**Task directions**.
Of the lines in the records that follow, how many include the word "reatu"? Answer with a bare number.

───── Supplied entries ─────

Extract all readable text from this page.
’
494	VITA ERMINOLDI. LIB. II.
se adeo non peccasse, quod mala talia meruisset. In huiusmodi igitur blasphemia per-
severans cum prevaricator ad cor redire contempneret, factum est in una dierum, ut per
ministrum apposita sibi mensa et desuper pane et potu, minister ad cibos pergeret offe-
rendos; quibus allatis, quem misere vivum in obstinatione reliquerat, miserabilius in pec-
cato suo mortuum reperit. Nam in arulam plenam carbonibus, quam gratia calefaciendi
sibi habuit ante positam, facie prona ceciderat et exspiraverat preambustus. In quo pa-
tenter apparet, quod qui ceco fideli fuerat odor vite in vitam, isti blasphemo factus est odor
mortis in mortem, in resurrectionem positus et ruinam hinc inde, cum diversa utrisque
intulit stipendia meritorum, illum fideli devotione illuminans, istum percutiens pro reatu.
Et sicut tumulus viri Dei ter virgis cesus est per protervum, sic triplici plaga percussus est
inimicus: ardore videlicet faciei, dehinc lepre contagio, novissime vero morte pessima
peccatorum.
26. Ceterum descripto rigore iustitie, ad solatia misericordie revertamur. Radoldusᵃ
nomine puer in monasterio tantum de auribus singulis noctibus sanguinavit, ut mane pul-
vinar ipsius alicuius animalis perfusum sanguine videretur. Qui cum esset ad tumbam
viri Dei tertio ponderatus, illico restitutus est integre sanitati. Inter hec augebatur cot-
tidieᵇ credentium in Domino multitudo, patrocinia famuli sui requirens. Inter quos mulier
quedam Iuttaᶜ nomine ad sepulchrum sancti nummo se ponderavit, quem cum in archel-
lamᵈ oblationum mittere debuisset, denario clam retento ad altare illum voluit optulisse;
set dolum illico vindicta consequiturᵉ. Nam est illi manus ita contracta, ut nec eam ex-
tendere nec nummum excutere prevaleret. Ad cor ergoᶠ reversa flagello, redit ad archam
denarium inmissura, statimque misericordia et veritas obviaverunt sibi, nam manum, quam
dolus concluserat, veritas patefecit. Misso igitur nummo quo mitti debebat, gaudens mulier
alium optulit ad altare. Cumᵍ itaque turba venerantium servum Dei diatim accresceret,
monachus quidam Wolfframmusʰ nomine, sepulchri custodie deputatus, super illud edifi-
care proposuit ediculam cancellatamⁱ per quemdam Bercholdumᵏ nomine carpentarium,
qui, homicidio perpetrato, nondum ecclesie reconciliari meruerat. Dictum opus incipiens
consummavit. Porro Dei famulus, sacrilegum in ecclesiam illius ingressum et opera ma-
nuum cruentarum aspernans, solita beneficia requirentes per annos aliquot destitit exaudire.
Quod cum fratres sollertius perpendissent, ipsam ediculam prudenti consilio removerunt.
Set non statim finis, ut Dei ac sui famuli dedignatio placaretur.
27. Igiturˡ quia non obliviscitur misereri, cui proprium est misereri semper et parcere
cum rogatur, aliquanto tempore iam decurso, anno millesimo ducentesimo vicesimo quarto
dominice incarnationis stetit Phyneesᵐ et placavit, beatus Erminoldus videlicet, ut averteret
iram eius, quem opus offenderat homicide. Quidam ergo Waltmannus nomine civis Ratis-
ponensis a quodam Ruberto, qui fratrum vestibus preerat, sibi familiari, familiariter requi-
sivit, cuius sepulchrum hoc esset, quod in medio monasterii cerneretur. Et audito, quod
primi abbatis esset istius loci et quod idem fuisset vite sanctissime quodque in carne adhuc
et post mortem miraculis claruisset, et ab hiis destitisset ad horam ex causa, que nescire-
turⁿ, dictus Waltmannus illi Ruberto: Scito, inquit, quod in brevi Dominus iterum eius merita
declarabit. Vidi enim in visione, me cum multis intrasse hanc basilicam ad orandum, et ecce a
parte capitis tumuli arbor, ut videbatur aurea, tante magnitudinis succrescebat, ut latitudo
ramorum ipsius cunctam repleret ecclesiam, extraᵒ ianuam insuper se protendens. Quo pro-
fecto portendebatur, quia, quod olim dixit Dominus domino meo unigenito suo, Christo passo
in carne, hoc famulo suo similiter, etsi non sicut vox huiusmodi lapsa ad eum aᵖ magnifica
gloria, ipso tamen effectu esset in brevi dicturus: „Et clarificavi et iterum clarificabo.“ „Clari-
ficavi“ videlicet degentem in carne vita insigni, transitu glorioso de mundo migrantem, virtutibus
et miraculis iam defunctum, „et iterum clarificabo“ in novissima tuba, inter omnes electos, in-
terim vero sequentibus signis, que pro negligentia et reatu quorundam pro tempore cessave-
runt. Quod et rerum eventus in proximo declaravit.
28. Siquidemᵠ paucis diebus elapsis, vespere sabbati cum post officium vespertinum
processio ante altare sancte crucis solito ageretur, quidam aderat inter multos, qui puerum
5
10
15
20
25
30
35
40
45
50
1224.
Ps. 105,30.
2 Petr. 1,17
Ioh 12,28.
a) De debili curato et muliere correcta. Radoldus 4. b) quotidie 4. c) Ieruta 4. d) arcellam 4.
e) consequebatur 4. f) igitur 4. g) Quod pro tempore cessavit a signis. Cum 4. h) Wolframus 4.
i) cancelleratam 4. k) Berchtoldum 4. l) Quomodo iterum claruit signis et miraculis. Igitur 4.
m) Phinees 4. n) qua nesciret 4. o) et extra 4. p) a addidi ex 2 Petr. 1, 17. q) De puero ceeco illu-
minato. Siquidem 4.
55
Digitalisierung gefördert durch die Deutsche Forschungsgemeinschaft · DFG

─────

**Finished exercise**.
2